**Goal 1**:
According to the tapered bass strings thread, what is the thinnest low-B gauge D'Addario makes in "super long scale" with a tapered ball end?
**Goal 2**:
Pick up the forum thread on tapered bass strings where it stops and keep it going.

**Page text**:
# N00bie questions about tapered bass strings. Google didn't help!



## sevenstringj (Sep 9, 2009)

I've read that tapered ball-end bass strings offer brighter, more piano-like tone. So...

1. I noticed D'addario doesn't make .125 tapered for "super long scale." The thinnest gauge they make for low-B in "super long scale" with tapered ball end is .130. So would .125 tapered be too floppy on a 35" scale? (Their "long scale" strings come up a bit short on my 35" bass with strings thru the body.)

I also hear that feeding strings through the body offers tighter feel and brighter tone than feeding them through the rear of the bridge. So...

2. Which would be brightest? Tapered and secured at the rear of the bridge, tapered and fed through the body (which means the taper would be a little thicker passing over the saddle, if it's even still tapered by then), or non-tapered and fed through the body?

*UPDATE*: Spoke to Bob at Labella. Ordered a set of Super Steps. He said if they're not long enough I can send them to him and he'll take care of it. I was originally looking at Rotosound "Piano Design" strings, but they told me they'd be too short for 35" scale, and they wouldn't make 'em longer. The Labella Super Steps look like the same concept, and they're willing to work with me to get it right.  He also told me that running the strings through the body is really only somewhat necessary with piezo saddles which can require more pressure to sound best. Otherwise it's more aesthetic than functional.

**Information supplied**:

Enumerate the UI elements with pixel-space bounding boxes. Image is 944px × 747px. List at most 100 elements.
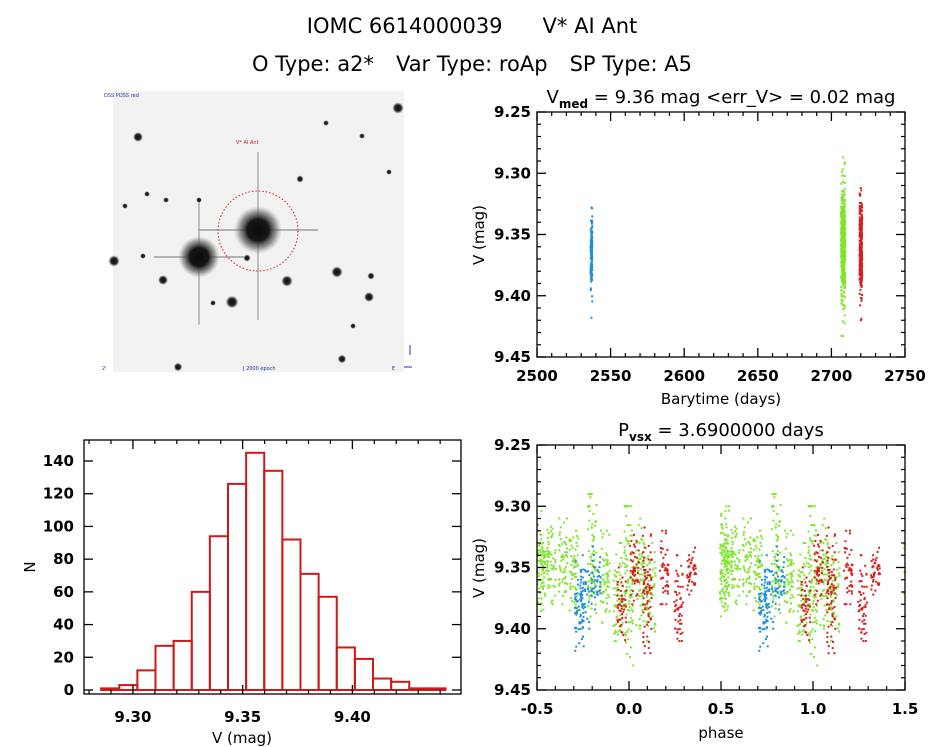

**Exercise response 1**:
.130

**Exercise response 2**:
----------



## josh pelican (Feb 12, 2010)

LaBella are amazing strings. I have a set of Deep Talkin' bass strings on a bass right now and I love them. Definitely give them a whirl.


----------



## MTech (Feb 12, 2010)

The tapered end actually gives you better intonation and bass response and that's why LaBella comes normally with a tapered bottom when you get a 128+. Beneath The Massacre uses Super Steps to record their albums, and the regular HRS Live.
Also I know the way that they come wrapped normally works just fine on the 35in scale Ibanez BTB.....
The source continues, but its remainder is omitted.